#### Your task:
Print, exactly and completely, every entry in the data.

#### Supplied entries:
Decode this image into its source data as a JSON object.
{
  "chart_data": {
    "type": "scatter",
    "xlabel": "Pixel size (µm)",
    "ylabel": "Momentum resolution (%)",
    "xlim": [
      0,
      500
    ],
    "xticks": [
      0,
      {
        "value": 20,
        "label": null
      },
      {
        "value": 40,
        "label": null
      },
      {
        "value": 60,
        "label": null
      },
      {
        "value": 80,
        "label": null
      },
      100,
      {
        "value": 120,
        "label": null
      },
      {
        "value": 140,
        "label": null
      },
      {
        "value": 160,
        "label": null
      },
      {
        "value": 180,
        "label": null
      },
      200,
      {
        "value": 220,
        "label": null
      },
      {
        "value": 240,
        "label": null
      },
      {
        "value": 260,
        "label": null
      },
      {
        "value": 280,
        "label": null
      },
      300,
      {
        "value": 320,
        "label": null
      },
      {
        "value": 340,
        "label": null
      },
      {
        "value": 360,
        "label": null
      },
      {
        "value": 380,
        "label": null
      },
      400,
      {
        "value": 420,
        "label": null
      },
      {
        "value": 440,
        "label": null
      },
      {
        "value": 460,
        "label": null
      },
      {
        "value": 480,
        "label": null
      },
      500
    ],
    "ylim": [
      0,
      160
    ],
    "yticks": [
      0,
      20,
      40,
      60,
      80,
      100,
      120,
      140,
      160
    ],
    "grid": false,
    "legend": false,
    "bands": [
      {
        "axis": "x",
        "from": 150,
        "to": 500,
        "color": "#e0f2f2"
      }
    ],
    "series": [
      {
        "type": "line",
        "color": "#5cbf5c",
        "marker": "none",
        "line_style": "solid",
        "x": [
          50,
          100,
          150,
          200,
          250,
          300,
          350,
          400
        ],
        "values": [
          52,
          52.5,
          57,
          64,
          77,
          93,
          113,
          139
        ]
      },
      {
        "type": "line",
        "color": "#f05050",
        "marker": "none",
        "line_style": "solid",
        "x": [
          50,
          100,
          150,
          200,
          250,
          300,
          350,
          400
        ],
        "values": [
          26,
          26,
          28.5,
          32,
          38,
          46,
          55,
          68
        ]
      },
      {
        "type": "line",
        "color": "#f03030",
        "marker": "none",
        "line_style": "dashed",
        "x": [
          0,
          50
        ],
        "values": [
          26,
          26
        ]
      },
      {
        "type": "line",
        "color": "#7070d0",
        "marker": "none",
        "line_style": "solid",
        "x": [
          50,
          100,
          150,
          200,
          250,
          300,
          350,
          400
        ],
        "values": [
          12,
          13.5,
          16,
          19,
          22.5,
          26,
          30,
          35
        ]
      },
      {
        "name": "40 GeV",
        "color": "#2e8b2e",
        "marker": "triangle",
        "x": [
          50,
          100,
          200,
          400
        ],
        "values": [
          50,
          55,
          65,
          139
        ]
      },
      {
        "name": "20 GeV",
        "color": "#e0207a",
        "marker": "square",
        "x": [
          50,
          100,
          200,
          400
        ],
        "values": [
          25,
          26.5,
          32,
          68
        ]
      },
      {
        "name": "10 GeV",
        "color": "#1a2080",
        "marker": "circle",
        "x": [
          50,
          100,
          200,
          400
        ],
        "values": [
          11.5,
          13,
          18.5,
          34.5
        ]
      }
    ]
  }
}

#### Exercise answer:
Decode this image into its source data as a JSON object.
{
  "chart_data": {
    "type": "scatter",
    "xlabel": "Pixel size (µm)",
    "ylabel": "Momentum resolution (%)",
    "xlim": [
      0,
      500
    ],
    "xticks": [
      0,
      {
        "value": 20,
        "label": null
      },
      {
        "value": 40,
        "label": null
      },
      {
        "value": 60,
        "label": null
      },
      {
        "value": 80,
        "label": null
      },
      100,
      {
        "value": 120,
        "label": null
      },
      {
        "value": 140,
        "label": null
      },
      {
        "value": 160,
        "label": null
      },
      {
        "value": 180,
        "label": null
      },
      200,
      {
        "value": 220,
        "label": null
      },
      {
        "value": 240,
        "label": null
      },
      {
        "value": 260,
        "label": null
      },
      {
        "value": 280,
        "label": null
      },
      300,
      {
        "value": 320,
        "label": null
      },
      {
        "value": 340,
        "label": null
      },
      {
        "value": 360,
        "label": null
      },
      {
        "value": 380,
        "label": null
      },
      400,
      {
        "value": 420,
        "label": null
      },
      {
        "value": 440,
        "label": null
      },
      {
        "value": 460,
        "label": null
      },
      {
        "value": 480,
        "label": null
      },
      500
    ],
    "ylim": [
      0,
      160
    ],
    "yticks": [
      0,
      20,
      40,
      60,
      80,
      100,
      120,
      140,
      160
    ],
    "grid": false,
    "legend": false,
    "bands": [
      {
        "axis": "x",
        "from": 150,
        "to": 500,
        "color": "#e0f2f2"
      }
    ],
    "series": [
      {
        "type": "line",
        "color": "#5cbf5c",
        "marker": "none",
        "line_style": "solid",
        "x": [
          50,
          100,
          150,
          200,
          250,
          300,
          350,
          400
        ],
        "values": [
          52,
          52.5,
          57,
          64,
          77,
          93,
          113,
          139
        ]
      },
      {
        "type": "line",
        "color": "#f05050",
        "marker": "none",
        "line_style": "solid",
        "x": [
          50,
          100,
          150,
          200,
          250,
          300,
          350,
          400
        ],
        "values": [
          26,
          26,
          28.5,
          32,
          38,
          46,
          55,
          68
        ]
      },
      {
        "type": "line",
        "color": "#f03030",
        "marker": "none",
        "line_style": "dashed",
        "x": [
          0,
          50
        ],
        "values": [
          26,
          26
        ]
      },
      {
        "type": "line",
        "color": "#7070d0",
        "marker": "none",
        "line_style": "solid",
        "x": [
          50,
          100,
          150,
          200,
          250,
          300,
          350,
          400
        ],
        "values": [
          12,
          13.5,
          16,
          19,
          22.5,
          26,
          30,
          35
        ]
      },
      {
        "name": "40 GeV",
        "color": "#2e8b2e",
        "marker": "triangle",
        "x": [
          50,
          100,
          200,
          400
        ],
        "values": [
          50,
          55,
          65,
          139
        ]
      },
      {
        "name": "20 GeV",
        "color": "#e0207a",
        "marker": "square",
        "x": [
          50,
          100,
          200,
          400
        ],
        "values": [
          25,
          26.5,
          32,
          68
        ]
      },
      {
        "name": "10 GeV",
        "color": "#1a2080",
        "marker": "circle",
        "x": [
          50,
          100,
          200,
          400
        ],
        "values": [
          11.5,
          13,
          18.5,
          34.5
        ]
      }
    ]
  }
}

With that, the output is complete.